REQUEST: Print the lines of the listing below exactly as they appear, starting with the line that contains "section-title-remote: Operating when" and going on through the line that contains "step-enter-digits: * ♫".

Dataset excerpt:

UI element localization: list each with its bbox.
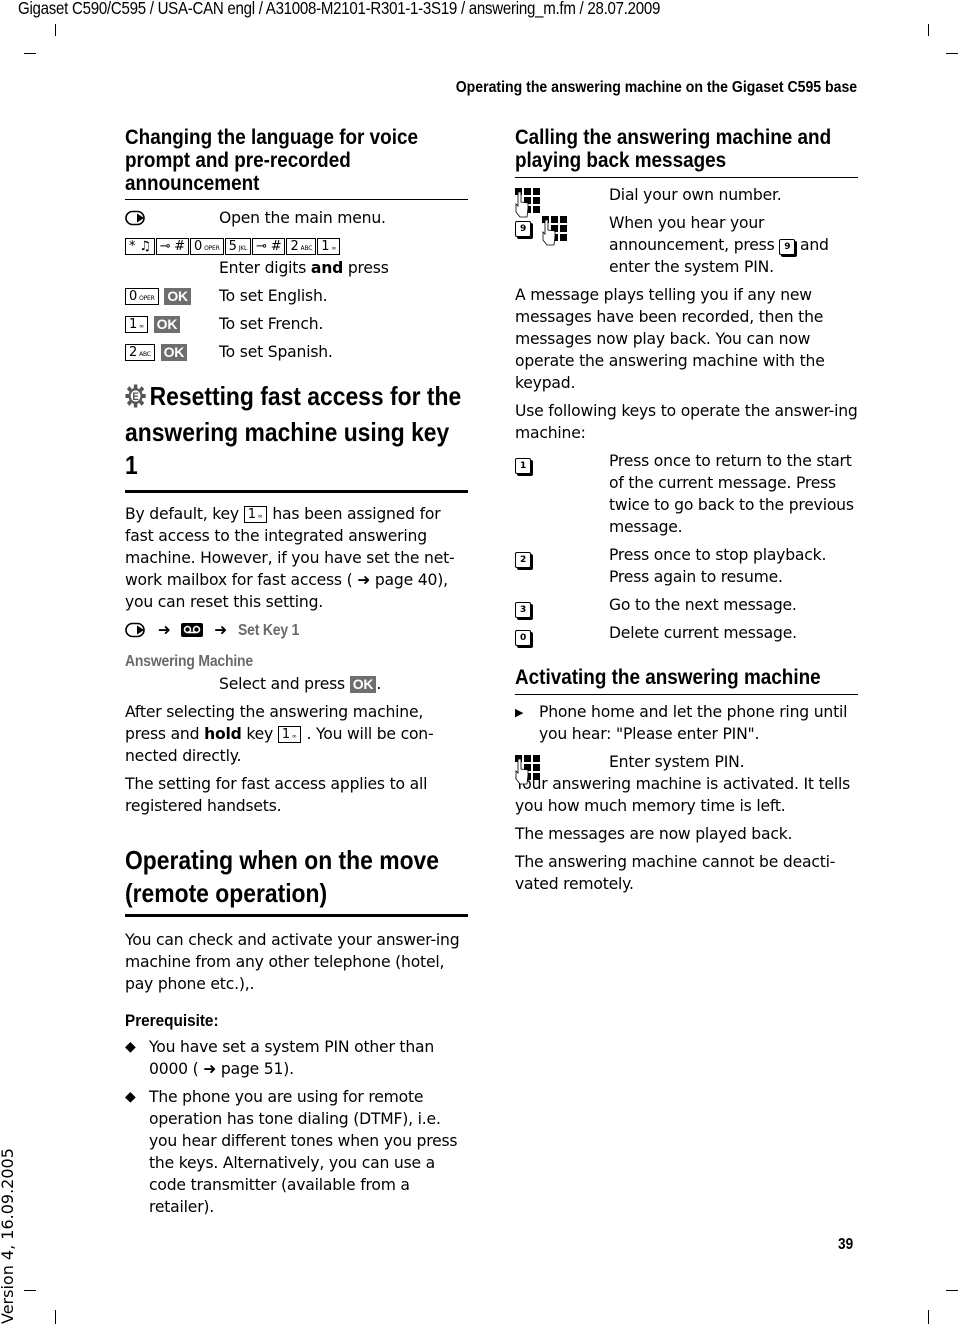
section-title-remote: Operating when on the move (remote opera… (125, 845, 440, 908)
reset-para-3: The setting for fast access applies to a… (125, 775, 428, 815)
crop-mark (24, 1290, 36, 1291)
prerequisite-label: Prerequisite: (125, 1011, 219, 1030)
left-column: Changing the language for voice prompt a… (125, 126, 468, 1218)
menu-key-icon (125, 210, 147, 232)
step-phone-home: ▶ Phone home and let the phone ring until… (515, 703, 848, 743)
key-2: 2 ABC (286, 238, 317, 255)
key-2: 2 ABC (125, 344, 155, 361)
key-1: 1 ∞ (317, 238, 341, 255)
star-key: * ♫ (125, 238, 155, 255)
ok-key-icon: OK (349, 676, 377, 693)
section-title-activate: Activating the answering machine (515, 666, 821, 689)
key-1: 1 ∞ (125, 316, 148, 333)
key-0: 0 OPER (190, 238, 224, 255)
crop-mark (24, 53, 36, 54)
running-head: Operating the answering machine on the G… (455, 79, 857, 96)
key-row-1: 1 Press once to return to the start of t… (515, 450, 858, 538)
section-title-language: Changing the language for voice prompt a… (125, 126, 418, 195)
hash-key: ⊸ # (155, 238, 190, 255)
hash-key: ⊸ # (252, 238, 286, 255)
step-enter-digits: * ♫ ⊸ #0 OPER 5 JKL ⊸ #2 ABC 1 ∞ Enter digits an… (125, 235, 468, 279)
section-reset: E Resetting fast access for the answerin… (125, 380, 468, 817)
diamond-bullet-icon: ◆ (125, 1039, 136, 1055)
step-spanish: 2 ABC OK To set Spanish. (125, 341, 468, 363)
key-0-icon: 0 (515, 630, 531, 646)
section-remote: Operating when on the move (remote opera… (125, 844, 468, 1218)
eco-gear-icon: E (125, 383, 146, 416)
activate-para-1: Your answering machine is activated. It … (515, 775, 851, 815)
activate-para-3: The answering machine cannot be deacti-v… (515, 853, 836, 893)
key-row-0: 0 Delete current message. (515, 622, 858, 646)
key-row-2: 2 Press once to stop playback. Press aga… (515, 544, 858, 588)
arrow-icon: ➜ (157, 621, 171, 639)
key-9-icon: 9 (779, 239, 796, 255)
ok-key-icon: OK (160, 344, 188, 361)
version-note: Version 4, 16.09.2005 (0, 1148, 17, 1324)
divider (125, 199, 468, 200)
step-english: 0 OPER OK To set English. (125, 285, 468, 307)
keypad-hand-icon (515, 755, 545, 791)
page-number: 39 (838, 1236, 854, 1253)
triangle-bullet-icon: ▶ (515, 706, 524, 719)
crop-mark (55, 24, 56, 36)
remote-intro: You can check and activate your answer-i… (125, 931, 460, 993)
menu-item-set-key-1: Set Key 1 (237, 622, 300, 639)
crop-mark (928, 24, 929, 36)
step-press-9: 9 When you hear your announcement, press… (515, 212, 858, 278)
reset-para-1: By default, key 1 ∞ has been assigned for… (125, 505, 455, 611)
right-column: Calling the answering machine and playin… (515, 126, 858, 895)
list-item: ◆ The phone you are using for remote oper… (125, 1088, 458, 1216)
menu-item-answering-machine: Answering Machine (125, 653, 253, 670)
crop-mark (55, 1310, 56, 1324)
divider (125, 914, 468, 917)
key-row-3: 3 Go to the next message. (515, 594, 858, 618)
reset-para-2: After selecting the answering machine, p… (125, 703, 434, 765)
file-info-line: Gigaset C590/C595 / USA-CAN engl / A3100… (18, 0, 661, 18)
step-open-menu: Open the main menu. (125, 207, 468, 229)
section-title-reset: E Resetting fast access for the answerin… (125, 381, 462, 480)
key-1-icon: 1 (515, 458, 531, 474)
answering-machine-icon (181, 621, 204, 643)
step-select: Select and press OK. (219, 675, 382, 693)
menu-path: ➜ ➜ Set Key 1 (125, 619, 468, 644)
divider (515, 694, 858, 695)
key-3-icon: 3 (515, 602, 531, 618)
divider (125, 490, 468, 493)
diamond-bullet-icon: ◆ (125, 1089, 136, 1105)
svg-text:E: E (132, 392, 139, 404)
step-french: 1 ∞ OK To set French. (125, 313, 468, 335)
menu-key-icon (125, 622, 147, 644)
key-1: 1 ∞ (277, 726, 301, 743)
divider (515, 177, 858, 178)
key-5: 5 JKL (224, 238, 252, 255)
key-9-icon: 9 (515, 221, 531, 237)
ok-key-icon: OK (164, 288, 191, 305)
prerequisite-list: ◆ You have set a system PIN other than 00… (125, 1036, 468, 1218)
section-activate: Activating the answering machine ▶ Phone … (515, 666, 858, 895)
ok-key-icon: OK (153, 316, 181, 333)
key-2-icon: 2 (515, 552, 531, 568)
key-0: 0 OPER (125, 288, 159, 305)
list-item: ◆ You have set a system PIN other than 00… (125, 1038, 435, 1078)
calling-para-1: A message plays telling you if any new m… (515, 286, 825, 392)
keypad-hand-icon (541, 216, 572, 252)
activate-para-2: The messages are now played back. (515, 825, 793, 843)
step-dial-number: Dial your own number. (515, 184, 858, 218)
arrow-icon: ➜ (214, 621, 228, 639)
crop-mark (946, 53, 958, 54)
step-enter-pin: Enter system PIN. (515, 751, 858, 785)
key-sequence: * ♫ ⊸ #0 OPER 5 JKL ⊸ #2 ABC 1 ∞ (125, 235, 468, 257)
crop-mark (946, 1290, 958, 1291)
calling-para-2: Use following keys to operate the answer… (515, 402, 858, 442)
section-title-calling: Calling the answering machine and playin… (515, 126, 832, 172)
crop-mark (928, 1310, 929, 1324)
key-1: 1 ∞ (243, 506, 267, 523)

ANSWER TO THE PROBLEM:
section-title-remote: Operating when on the move (remote opera… (125, 845, 440, 908)
reset-para-3: The setting for fast access applies to a… (125, 775, 428, 815)
crop-mark (24, 1290, 36, 1291)
prerequisite-label: Prerequisite: (125, 1011, 219, 1030)
left-column: Changing the language for voice prompt a… (125, 126, 468, 1218)
menu-key-icon (125, 210, 147, 232)
step-phone-home: ▶ Phone home and let the phone ring until… (515, 703, 848, 743)
key-2: 2 ABC (286, 238, 317, 255)
key-2: 2 ABC (125, 344, 155, 361)
key-1: 1 ∞ (317, 238, 341, 255)
star-key: * ♫ (125, 238, 155, 255)
ok-key-icon: OK (349, 676, 377, 693)
section-title-activate: Activating the answering machine (515, 666, 821, 689)
key-1: 1 ∞ (125, 316, 148, 333)
key-0: 0 OPER (190, 238, 224, 255)
crop-mark (24, 53, 36, 54)
running-head: Operating the answering machine on the G… (455, 79, 857, 96)
key-row-1: 1 Press once to return to the start of t… (515, 450, 858, 538)
section-title-language: Changing the language for voice prompt a… (125, 126, 418, 195)
hash-key: ⊸ # (155, 238, 190, 255)
hash-key: ⊸ # (252, 238, 286, 255)
step-enter-digits: * ♫ ⊸ #0 OPER 5 JKL ⊸ #2 ABC 1 ∞ Enter digits an… (125, 235, 468, 279)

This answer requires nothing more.